Collected data entries
※ ※ ※

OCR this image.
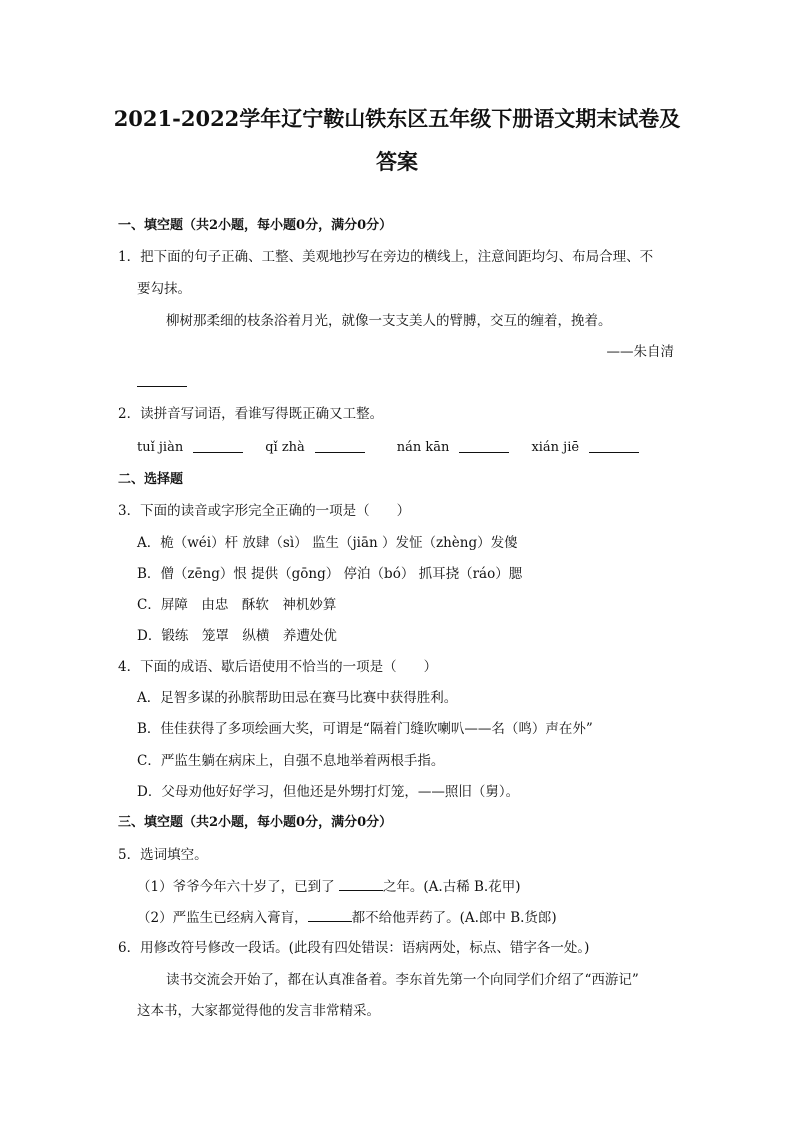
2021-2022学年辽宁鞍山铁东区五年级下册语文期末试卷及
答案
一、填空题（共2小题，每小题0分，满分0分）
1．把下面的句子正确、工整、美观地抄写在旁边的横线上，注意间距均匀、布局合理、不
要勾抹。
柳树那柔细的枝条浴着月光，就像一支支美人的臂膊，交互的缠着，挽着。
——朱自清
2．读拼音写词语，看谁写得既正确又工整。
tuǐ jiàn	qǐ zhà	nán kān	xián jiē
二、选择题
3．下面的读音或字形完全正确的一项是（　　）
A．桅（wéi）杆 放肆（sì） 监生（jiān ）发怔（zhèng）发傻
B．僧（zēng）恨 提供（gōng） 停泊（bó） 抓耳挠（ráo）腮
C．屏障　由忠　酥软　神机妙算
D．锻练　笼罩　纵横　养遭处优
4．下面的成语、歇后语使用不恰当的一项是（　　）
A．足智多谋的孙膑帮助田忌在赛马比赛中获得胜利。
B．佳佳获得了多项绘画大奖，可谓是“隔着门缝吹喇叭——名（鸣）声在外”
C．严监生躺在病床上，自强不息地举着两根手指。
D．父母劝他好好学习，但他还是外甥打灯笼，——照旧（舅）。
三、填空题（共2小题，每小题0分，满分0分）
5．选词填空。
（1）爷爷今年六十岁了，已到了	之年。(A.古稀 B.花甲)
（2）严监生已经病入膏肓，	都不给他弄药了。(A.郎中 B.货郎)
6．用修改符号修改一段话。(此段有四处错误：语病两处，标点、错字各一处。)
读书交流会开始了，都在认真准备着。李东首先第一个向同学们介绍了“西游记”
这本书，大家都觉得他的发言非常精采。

※ ※ ※

* Description of the task: Repeat each record exactly, with the pictures left out.

* Output:
OCR this image.
2021-2022学年辽宁鞍山铁东区五年级下册语文期末试卷及
答案
一、填空题（共2小题，每小题0分，满分0分）
1．把下面的句子正确、工整、美观地抄写在旁边的横线上，注意间距均匀、布局合理、不
要勾抹。
柳树那柔细的枝条浴着月光，就像一支支美人的臂膊，交互的缠着，挽着。
——朱自清
2．读拼音写词语，看谁写得既正确又工整。
tuǐ jiàn	qǐ zhà	nán kān	xián jiē
二、选择题
3．下面的读音或字形完全正确的一项是（　　）
A．桅（wéi）杆 放肆（sì） 监生（jiān ）发怔（zhèng）发傻
B．僧（zēng）恨 提供（gōng） 停泊（bó） 抓耳挠（ráo）腮
C．屏障　由忠　酥软　神机妙算
D．锻练　笼罩　纵横　养遭处优
4．下面的成语、歇后语使用不恰当的一项是（　　）
A．足智多谋的孙膑帮助田忌在赛马比赛中获得胜利。
B．佳佳获得了多项绘画大奖，可谓是“隔着门缝吹喇叭——名（鸣）声在外”
C．严监生躺在病床上，自强不息地举着两根手指。
D．父母劝他好好学习，但他还是外甥打灯笼，——照旧（舅）。
三、填空题（共2小题，每小题0分，满分0分）
5．选词填空。
（1）爷爷今年六十岁了，已到了	之年。(A.古稀 B.花甲)
（2）严监生已经病入膏肓，	都不给他弄药了。(A.郎中 B.货郎)
6．用修改符号修改一段话。(此段有四处错误：语病两处，标点、错字各一处。)
读书交流会开始了，都在认真准备着。李东首先第一个向同学们介绍了“西游记”
这本书，大家都觉得他的发言非常精采。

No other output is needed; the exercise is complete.